Copy out each line below that has the word "description" in it.

§ Exercise inputs
++++++++++++++++++++
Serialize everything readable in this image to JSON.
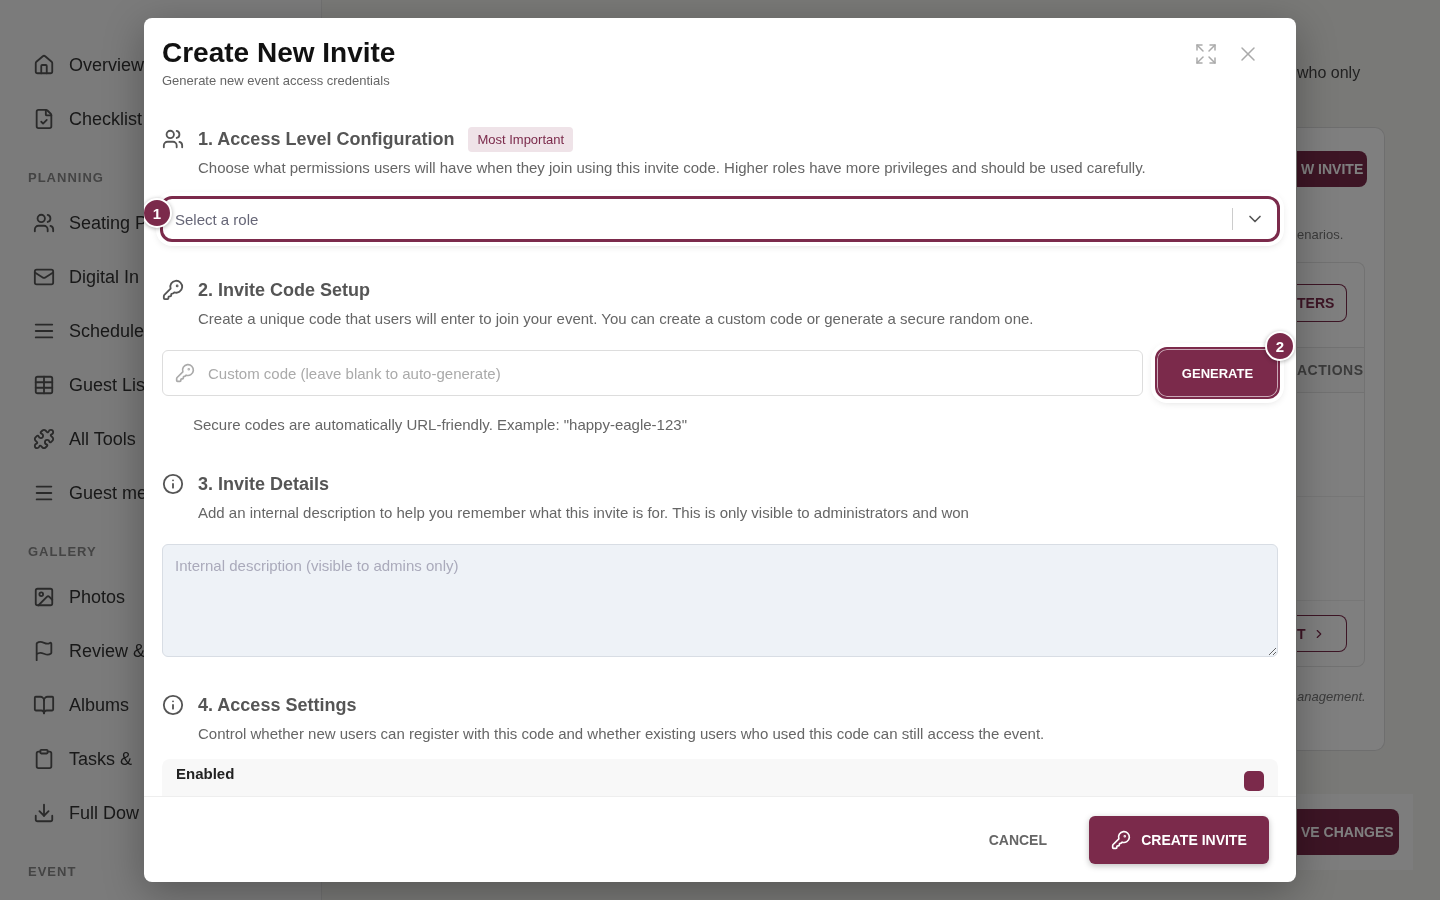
{
  "sidebar": {
    "items": [
      {
        "kind": "item",
        "label": "Overview"
      },
      {
        "kind": "item",
        "label": "Checklist"
      },
      {
        "kind": "section",
        "label": "PLANNING"
      },
      {
        "kind": "item",
        "label": "Seating P"
      },
      {
        "kind": "item",
        "label": "Digital In"
      },
      {
        "kind": "item",
        "label": "Schedule"
      },
      {
        "kind": "item",
        "label": "Guest Lis"
      },
      {
        "kind": "item",
        "label": "All Tools"
      },
      {
        "kind": "item",
        "label": "Guest me"
      },
      {
        "kind": "section",
        "label": "GALLERY"
      },
      {
        "kind": "item",
        "label": "Photos"
      },
      {
        "kind": "item",
        "label": "Review &"
      },
      {
        "kind": "item",
        "label": "Albums"
      },
      {
        "kind": "item",
        "label": "Tasks &"
      },
      {
        "kind": "item",
        "label": "Full Dow"
      },
      {
        "kind": "section",
        "label": "EVENT"
      }
    ]
  },
  "page": {
    "intro_text": "who only",
    "new_invite_button": "W INVITE",
    "note": "enarios.",
    "filters_button": "TERS",
    "table_header": "ACTIONS",
    "next_button": "T",
    "footnote": "anagement.",
    "save_button": "VE CHANGES"
  },
  "dialog": {
    "title": "Create New Invite",
    "subtitle": "Generate new event access credentials",
    "sections": [
      {
        "kind": "select",
        "heading": "1. Access Level Configuration",
        "badge": "Most Important",
        "description": "Choose what permissions users will have when they join using this invite code. Higher roles have more privileges and should be used carefully.",
        "placeholder": "Select a role",
        "step": "1"
      },
      {
        "kind": "code",
        "heading": "2. Invite Code Setup",
        "description": "Create a unique code that users will enter to join your event. You can create a custom code or generate a secure random one.",
        "placeholder": "Custom code (leave blank to auto-generate)",
        "button": "GENERATE",
        "step": "2",
        "helper": "Secure codes are automatically URL-friendly. Example: \"happy-eagle-123\""
      },
      {
        "kind": "textarea",
        "heading": "3. Invite Details",
        "description": "Add an internal description to help you remember what this invite is for. This is only visible to administrators and won",
        "placeholder": "Internal description (visible to admins only)"
      },
      {
        "kind": "toggles",
        "heading": "4. Access Settings",
        "description": "Control whether new users can register with this code and whether existing users who used this code can still access the event.",
        "options": [
          {
            "label": "Enabled",
            "on": true
          }
        ]
      }
    ],
    "cancel_button": "CANCEL",
    "create_button": "CREATE INVITE"
  }
}
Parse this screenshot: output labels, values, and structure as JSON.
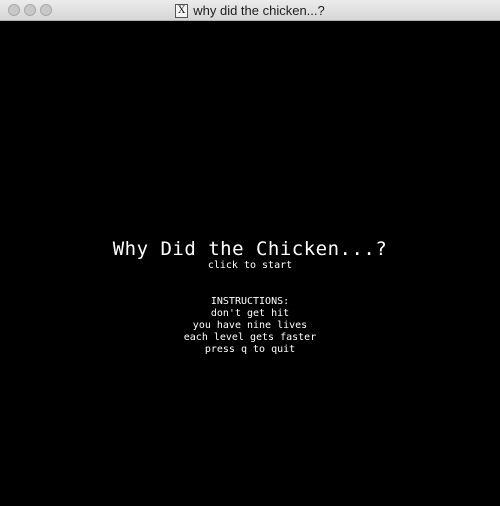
++++++++++++++++++++
§ Output for this exercise
        "description": "Choose what permissions users will have when they join using this invite code. Higher roles have more privileges and should be used carefully.",
        "description": "Create a unique code that users will enter to join your event. You can create a custom code or generate a secure random one.",
        "description": "Add an internal description to help you remember what this invite is for. This is only visible to administrators and won",
        "placeholder": "Internal description (visible to admins only)"
        "description": "Control whether new users can register with this code and whether existing users who used this code can still access the event.",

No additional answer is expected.